## THE DATA:
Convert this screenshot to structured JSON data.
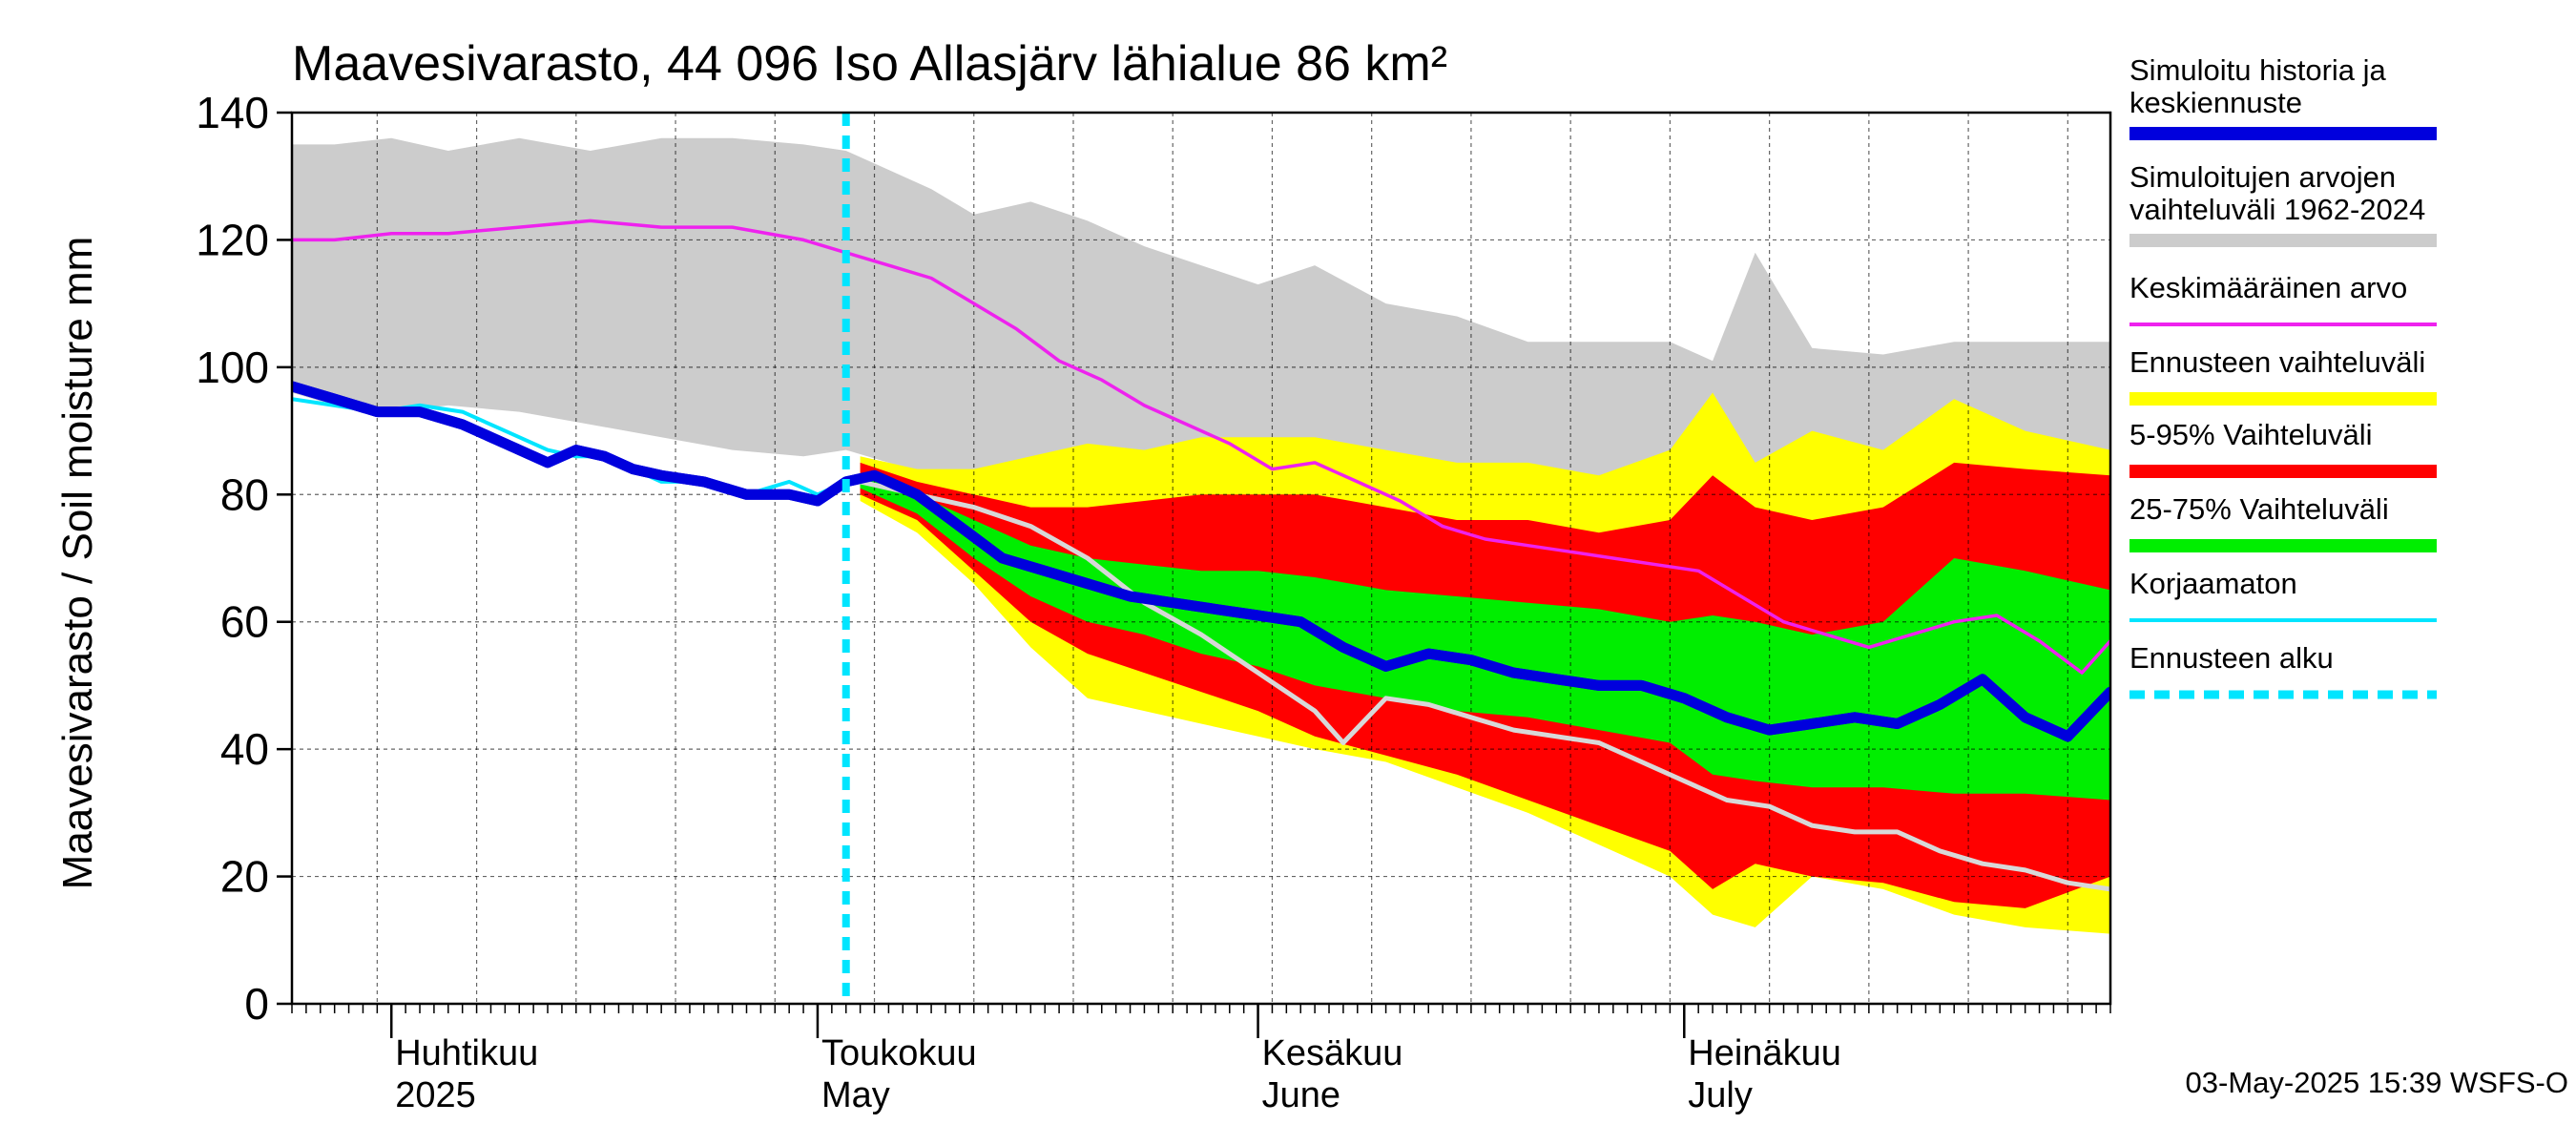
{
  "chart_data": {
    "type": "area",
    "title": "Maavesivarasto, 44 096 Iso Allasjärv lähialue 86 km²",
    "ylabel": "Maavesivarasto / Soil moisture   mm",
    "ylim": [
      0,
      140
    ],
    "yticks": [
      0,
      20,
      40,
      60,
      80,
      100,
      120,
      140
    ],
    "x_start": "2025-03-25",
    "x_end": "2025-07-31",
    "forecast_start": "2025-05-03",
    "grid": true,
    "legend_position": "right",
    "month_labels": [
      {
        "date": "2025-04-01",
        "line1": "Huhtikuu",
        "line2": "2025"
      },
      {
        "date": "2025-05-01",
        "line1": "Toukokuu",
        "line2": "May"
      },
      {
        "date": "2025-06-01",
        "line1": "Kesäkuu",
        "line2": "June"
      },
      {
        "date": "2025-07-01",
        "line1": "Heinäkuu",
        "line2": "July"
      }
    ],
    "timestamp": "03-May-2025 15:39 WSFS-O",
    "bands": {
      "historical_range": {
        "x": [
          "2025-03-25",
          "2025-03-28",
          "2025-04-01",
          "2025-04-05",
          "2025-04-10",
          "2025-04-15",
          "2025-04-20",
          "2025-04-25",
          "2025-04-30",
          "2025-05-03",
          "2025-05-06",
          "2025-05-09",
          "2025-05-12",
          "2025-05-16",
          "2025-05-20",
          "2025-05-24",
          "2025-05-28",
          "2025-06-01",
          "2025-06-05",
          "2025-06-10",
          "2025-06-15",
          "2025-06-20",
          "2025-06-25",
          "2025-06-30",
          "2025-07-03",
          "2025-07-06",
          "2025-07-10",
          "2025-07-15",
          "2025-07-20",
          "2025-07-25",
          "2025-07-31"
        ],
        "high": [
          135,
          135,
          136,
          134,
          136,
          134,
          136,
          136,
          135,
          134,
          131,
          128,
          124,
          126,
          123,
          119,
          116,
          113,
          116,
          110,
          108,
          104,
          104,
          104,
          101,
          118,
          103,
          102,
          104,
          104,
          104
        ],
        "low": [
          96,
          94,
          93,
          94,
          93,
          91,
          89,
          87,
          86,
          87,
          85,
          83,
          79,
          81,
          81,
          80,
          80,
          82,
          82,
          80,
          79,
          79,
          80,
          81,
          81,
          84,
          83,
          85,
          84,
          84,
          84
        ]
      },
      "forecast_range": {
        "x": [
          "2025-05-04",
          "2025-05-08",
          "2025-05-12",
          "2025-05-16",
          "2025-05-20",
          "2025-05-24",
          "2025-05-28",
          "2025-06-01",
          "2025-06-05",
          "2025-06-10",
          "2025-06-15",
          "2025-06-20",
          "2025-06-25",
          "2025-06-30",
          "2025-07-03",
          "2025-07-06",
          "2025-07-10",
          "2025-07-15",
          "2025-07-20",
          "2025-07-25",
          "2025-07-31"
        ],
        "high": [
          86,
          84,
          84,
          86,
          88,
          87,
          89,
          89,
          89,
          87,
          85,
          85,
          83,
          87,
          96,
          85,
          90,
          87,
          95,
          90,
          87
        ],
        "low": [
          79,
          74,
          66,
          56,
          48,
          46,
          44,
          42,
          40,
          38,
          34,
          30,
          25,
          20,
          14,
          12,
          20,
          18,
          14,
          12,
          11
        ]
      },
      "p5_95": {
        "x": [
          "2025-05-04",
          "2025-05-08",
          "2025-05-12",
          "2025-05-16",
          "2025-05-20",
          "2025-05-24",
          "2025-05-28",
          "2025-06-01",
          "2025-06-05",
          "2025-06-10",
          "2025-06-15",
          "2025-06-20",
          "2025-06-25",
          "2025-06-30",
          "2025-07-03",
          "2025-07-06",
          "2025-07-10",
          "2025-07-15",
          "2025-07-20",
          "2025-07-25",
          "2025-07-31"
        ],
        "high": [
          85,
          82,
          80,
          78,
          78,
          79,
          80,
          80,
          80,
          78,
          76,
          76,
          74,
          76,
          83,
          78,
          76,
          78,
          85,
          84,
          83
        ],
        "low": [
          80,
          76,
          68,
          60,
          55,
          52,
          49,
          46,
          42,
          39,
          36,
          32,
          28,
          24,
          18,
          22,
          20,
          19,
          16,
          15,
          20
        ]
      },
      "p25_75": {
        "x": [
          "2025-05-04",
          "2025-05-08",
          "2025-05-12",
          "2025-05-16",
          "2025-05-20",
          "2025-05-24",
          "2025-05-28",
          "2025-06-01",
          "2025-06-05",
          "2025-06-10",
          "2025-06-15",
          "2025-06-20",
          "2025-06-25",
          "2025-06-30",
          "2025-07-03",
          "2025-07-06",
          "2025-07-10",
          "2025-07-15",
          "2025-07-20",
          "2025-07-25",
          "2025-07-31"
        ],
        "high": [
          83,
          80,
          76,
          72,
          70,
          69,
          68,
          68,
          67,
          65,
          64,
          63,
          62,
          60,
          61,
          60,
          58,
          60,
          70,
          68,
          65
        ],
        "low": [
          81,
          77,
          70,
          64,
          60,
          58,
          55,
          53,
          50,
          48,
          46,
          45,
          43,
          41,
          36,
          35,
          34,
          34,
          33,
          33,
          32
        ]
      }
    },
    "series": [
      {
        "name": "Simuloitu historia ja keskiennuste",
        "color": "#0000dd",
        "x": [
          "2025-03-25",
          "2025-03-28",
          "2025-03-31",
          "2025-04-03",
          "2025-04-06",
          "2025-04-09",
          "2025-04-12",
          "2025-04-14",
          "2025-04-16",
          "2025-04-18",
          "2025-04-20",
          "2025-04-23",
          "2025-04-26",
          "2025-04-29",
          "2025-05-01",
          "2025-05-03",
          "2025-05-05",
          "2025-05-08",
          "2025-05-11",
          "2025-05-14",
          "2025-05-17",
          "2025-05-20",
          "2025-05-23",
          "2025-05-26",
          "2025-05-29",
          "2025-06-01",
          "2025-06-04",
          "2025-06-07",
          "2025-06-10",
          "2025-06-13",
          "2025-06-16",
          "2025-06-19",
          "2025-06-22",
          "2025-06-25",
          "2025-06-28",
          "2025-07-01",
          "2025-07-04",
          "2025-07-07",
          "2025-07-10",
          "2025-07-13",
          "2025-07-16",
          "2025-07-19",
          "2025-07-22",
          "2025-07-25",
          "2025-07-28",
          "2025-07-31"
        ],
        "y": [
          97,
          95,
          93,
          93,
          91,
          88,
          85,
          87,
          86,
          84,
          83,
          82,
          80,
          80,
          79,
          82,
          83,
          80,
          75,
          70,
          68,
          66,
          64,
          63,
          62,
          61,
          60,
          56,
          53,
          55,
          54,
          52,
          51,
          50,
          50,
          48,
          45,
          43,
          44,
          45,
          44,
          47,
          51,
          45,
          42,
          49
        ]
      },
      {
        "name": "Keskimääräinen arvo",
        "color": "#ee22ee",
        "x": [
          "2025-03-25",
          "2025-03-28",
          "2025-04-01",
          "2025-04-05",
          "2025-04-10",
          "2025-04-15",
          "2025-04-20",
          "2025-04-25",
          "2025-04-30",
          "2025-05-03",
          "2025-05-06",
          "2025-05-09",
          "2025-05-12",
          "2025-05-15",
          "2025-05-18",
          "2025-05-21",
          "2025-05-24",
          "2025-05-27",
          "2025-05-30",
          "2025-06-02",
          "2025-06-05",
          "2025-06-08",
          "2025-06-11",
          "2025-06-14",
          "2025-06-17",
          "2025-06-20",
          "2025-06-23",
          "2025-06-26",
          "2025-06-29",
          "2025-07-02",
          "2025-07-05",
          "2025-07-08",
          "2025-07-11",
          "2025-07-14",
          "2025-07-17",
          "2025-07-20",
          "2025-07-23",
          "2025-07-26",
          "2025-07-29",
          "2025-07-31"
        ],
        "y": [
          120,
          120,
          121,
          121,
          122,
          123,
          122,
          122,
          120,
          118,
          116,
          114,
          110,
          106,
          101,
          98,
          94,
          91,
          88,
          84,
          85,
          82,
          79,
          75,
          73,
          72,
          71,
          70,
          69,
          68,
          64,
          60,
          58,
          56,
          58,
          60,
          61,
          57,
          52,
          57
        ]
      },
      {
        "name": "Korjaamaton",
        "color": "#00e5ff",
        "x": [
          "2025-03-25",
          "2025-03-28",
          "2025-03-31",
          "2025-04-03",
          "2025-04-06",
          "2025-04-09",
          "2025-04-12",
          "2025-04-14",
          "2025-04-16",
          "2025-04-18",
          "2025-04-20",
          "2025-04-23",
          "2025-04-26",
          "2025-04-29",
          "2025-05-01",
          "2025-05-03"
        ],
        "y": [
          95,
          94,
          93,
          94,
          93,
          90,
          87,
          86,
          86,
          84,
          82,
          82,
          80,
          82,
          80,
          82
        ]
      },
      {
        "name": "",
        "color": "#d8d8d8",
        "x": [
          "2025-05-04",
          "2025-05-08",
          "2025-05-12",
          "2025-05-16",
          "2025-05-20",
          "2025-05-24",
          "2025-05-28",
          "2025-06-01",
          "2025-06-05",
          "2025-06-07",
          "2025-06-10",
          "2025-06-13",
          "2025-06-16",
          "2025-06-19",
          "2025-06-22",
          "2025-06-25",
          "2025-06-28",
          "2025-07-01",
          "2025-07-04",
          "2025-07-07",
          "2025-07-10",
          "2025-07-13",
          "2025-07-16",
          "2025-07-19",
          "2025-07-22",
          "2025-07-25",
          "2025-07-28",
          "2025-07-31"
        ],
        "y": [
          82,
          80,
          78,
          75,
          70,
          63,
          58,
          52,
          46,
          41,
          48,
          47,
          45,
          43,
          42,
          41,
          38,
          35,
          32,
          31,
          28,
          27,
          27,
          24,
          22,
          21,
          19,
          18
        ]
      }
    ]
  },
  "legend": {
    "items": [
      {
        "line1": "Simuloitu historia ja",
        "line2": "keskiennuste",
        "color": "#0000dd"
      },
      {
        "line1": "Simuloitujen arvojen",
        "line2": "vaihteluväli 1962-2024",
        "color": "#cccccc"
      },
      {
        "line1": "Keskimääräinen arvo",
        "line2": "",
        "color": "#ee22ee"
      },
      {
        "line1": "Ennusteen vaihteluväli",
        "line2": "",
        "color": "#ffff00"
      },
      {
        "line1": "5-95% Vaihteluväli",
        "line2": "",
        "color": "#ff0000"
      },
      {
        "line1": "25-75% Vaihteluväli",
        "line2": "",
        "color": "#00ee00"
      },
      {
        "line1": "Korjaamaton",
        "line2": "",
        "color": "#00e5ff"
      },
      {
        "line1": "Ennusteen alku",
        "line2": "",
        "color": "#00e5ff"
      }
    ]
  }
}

## EXERCISE DESCRIPTION:
Filter the entries above down to the lines containing the word "Maavesivarasto".

## RIGHT ANSWER:
    "title": "Maavesivarasto, 44 096 Iso Allasjärv lähialue 86 km²",
    "ylabel": "Maavesivarasto / Soil moisture   mm",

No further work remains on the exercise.